### PROBLEM DESCRIPTION
Locate the lines of the listing below that hold "data", then copy each of them.
· · · · · · ·
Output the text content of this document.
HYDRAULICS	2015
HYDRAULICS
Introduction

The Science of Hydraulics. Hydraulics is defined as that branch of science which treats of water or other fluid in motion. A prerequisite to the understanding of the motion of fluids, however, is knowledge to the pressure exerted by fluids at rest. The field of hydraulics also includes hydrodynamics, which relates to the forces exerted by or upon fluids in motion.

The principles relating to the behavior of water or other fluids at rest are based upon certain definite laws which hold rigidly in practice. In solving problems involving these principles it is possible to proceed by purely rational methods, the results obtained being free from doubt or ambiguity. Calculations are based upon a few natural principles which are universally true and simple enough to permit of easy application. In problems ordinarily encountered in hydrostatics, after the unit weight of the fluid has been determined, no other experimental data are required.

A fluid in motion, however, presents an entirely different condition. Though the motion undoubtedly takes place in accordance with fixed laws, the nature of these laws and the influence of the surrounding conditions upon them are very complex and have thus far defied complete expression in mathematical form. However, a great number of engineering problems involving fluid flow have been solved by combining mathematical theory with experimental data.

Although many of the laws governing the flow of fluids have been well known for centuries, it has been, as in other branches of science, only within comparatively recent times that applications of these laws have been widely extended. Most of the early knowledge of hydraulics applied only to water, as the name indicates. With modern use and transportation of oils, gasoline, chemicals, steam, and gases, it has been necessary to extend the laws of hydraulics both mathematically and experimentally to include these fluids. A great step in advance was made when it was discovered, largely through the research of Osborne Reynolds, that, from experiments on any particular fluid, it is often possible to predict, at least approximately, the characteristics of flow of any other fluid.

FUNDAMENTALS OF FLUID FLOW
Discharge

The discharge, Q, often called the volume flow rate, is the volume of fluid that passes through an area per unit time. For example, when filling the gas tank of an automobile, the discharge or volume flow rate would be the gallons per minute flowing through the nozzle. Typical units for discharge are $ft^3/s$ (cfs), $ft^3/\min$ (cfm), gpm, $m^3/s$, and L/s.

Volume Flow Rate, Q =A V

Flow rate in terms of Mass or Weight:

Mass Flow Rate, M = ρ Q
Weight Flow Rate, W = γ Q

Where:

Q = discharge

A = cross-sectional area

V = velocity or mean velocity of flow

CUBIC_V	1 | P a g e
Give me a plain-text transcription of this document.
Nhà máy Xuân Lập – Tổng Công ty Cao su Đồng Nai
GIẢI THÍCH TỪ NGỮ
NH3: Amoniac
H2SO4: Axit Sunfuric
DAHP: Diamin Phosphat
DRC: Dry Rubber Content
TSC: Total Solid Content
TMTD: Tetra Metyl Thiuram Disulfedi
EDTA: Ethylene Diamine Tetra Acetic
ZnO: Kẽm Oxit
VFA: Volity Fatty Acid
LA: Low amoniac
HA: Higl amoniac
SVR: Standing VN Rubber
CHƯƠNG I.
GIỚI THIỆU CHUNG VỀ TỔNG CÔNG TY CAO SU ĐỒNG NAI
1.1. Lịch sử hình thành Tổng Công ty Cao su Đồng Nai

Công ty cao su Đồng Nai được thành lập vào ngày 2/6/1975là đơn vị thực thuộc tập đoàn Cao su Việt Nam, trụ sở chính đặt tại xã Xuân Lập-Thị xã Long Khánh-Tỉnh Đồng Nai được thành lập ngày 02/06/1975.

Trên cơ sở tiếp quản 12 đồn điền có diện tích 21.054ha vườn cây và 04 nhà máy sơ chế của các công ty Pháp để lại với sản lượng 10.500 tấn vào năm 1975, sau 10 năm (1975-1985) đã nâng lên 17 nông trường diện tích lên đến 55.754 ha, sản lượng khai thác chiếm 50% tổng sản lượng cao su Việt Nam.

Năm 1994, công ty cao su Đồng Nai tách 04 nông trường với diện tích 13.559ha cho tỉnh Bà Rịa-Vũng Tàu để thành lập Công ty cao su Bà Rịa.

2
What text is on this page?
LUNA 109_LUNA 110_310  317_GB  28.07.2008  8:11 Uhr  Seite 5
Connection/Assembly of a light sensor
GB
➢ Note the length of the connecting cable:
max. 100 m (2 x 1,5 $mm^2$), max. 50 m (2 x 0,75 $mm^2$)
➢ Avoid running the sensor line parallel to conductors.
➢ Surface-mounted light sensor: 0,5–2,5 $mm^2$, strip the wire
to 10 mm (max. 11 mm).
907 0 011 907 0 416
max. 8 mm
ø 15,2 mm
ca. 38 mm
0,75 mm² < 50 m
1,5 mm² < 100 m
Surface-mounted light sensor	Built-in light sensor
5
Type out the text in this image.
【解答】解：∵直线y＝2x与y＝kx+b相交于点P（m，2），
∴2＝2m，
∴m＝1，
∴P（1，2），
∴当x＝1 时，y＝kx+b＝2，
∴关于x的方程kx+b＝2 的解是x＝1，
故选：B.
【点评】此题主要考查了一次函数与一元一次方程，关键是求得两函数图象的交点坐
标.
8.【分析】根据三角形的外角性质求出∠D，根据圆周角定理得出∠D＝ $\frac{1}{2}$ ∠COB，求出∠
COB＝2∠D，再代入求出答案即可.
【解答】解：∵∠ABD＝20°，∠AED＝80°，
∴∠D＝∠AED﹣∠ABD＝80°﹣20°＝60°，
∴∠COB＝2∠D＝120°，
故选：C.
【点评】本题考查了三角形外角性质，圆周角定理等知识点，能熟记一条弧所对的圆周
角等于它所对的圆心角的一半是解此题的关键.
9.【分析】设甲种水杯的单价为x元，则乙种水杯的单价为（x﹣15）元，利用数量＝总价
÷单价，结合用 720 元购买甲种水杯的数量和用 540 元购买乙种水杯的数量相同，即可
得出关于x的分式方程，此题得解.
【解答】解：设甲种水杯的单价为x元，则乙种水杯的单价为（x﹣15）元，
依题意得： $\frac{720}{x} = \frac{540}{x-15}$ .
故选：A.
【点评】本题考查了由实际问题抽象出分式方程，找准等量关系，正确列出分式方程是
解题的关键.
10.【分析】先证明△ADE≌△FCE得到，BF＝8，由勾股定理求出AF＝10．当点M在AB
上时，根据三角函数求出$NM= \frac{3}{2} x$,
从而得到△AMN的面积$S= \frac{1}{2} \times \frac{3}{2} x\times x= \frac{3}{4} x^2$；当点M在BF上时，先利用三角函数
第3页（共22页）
· · · · · · ·
### THE SOLUTION
The principles relating to the behavior of water or other fluids at rest are based upon certain definite laws which hold rigidly in practice. In solving problems involving these principles it is possible to proceed by purely rational methods, the results obtained being free from doubt or ambiguity. Calculations are based upon a few natural principles which are universally true and simple enough to permit of easy application. In problems ordinarily encountered in hydrostatics, after the unit weight of the fluid has been determined, no other experimental data are required.
A fluid in motion, however, presents an entirely different condition. Though the motion undoubtedly takes place in accordance with fixed laws, the nature of these laws and the influence of the surrounding conditions upon them are very complex and have thus far defied complete expression in mathematical form. However, a great number of engineering problems involving fluid flow have been solved by combining mathematical theory with experimental data.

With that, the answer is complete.